The entries below are to be repeated exactly as they stand.

□ □ □

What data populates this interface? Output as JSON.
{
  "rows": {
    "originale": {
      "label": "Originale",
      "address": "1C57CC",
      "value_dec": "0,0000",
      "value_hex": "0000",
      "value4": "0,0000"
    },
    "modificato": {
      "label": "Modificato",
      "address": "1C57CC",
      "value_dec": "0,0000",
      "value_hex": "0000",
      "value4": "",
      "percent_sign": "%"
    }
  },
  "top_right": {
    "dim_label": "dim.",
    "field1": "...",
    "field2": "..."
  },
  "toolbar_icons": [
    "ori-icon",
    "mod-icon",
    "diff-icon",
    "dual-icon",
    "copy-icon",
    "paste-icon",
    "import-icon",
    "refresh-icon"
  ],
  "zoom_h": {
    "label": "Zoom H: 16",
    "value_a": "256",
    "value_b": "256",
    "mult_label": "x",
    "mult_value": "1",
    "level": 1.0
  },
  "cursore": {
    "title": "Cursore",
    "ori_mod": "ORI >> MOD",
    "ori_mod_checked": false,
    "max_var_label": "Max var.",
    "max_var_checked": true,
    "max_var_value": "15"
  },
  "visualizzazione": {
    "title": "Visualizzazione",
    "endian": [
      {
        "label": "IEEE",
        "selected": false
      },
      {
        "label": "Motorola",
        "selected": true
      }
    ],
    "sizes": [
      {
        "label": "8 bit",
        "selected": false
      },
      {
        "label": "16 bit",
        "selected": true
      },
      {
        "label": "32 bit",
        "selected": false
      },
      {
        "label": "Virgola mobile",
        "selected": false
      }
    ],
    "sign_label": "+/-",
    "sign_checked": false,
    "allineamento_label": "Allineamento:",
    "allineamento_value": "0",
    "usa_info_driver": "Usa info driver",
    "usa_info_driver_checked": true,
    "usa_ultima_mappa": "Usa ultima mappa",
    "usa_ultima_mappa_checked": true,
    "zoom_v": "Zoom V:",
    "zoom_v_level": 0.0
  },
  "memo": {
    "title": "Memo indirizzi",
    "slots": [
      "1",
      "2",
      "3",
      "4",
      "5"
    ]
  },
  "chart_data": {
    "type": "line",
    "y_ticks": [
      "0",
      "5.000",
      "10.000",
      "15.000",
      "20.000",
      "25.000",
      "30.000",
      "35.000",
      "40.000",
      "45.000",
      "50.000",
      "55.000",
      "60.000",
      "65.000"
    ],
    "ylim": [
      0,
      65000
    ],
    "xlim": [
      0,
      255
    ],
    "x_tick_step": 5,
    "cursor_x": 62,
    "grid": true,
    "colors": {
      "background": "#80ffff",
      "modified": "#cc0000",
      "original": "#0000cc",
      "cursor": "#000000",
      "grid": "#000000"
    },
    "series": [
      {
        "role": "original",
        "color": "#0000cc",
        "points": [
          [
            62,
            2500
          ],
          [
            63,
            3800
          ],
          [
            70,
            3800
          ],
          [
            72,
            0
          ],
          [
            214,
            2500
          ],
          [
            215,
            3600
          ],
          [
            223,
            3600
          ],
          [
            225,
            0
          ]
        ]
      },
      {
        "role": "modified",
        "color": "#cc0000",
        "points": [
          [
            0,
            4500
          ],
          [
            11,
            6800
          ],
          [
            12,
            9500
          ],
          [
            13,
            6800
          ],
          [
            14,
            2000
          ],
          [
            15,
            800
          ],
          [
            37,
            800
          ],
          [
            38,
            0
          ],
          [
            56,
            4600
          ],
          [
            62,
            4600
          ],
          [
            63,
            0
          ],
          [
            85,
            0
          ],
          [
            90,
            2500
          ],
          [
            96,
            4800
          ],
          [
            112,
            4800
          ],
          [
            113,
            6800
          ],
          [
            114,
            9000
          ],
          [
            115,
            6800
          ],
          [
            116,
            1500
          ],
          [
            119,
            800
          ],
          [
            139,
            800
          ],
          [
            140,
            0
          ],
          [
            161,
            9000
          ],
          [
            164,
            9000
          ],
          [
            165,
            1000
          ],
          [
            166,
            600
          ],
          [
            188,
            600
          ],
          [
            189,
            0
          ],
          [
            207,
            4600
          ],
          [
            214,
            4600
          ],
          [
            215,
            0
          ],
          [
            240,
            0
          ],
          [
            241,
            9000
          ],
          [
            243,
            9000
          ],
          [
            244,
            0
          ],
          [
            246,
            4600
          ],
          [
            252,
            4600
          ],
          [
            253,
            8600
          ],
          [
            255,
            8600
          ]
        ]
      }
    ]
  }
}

□ □ □

- **Final result**:
What data populates this interface? Output as JSON.
{
  "rows": {
    "originale": {
      "label": "Originale",
      "address": "1C57CC",
      "value_dec": "0,0000",
      "value_hex": "0000",
      "value4": "0,0000"
    },
    "modificato": {
      "label": "Modificato",
      "address": "1C57CC",
      "value_dec": "0,0000",
      "value_hex": "0000",
      "value4": "",
      "percent_sign": "%"
    }
  },
  "top_right": {
    "dim_label": "dim.",
    "field1": "...",
    "field2": "..."
  },
  "toolbar_icons": [
    "ori-icon",
    "mod-icon",
    "diff-icon",
    "dual-icon",
    "copy-icon",
    "paste-icon",
    "import-icon",
    "refresh-icon"
  ],
  "zoom_h": {
    "label": "Zoom H: 16",
    "value_a": "256",
    "value_b": "256",
    "mult_label": "x",
    "mult_value": "1",
    "level": 1.0
  },
  "cursore": {
    "title": "Cursore",
    "ori_mod": "ORI >> MOD",
    "ori_mod_checked": false,
    "max_var_label": "Max var.",
    "max_var_checked": true,
    "max_var_value": "15"
  },
  "visualizzazione": {
    "title": "Visualizzazione",
    "endian": [
      {
        "label": "IEEE",
        "selected": false
      },
      {
        "label": "Motorola",
        "selected": true
      }
    ],
    "sizes": [
      {
        "label": "8 bit",
        "selected": false
      },
      {
        "label": "16 bit",
        "selected": true
      },
      {
        "label": "32 bit",
        "selected": false
      },
      {
        "label": "Virgola mobile",
        "selected": false
      }
    ],
    "sign_label": "+/-",
    "sign_checked": false,
    "allineamento_label": "Allineamento:",
    "allineamento_value": "0",
    "usa_info_driver": "Usa info driver",
    "usa_info_driver_checked": true,
    "usa_ultima_mappa": "Usa ultima mappa",
    "usa_ultima_mappa_checked": true,
    "zoom_v": "Zoom V:",
    "zoom_v_level": 0.0
  },
  "memo": {
    "title": "Memo indirizzi",
    "slots": [
      "1",
      "2",
      "3",
      "4",
      "5"
    ]
  },
  "chart_data": {
    "type": "line",
    "y_ticks": [
      "0",
      "5.000",
      "10.000",
      "15.000",
      "20.000",
      "25.000",
      "30.000",
      "35.000",
      "40.000",
      "45.000",
      "50.000",
      "55.000",
      "60.000",
      "65.000"
    ],
    "ylim": [
      0,
      65000
    ],
    "xlim": [
      0,
      255
    ],
    "x_tick_step": 5,
    "cursor_x": 62,
    "grid": true,
    "colors": {
      "background": "#80ffff",
      "modified": "#cc0000",
      "original": "#0000cc",
      "cursor": "#000000",
      "grid": "#000000"
    },
    "series": [
      {
        "role": "original",
        "color": "#0000cc",
        "points": [
          [
            62,
            2500
          ],
          [
            63,
            3800
          ],
          [
            70,
            3800
          ],
          [
            72,
            0
          ],
          [
            214,
            2500
          ],
          [
            215,
            3600
          ],
          [
            223,
            3600
          ],
          [
            225,
            0
          ]
        ]
      },
      {
        "role": "modified",
        "color": "#cc0000",
        "points": [
          [
            0,
            4500
          ],
          [
            11,
            6800
          ],
          [
            12,
            9500
          ],
          [
            13,
            6800
          ],
          [
            14,
            2000
          ],
          [
            15,
            800
          ],
          [
            37,
            800
          ],
          [
            38,
            0
          ],
          [
            56,
            4600
          ],
          [
            62,
            4600
          ],
          [
            63,
            0
          ],
          [
            85,
            0
          ],
          [
            90,
            2500
          ],
          [
            96,
            4800
          ],
          [
            112,
            4800
          ],
          [
            113,
            6800
          ],
          [
            114,
            9000
          ],
          [
            115,
            6800
          ],
          [
            116,
            1500
          ],
          [
            119,
            800
          ],
          [
            139,
            800
          ],
          [
            140,
            0
          ],
          [
            161,
            9000
          ],
          [
            164,
            9000
          ],
          [
            165,
            1000
          ],
          [
            166,
            600
          ],
          [
            188,
            600
          ],
          [
            189,
            0
          ],
          [
            207,
            4600
          ],
          [
            214,
            4600
          ],
          [
            215,
            0
          ],
          [
            240,
            0
          ],
          [
            241,
            9000
          ],
          [
            243,
            9000
          ],
          [
            244,
            0
          ],
          [
            246,
            4600
          ],
          [
            252,
            4600
          ],
          [
            253,
            8600
          ],
          [
            255,
            8600
          ]
        ]
      }
    ]
  }
}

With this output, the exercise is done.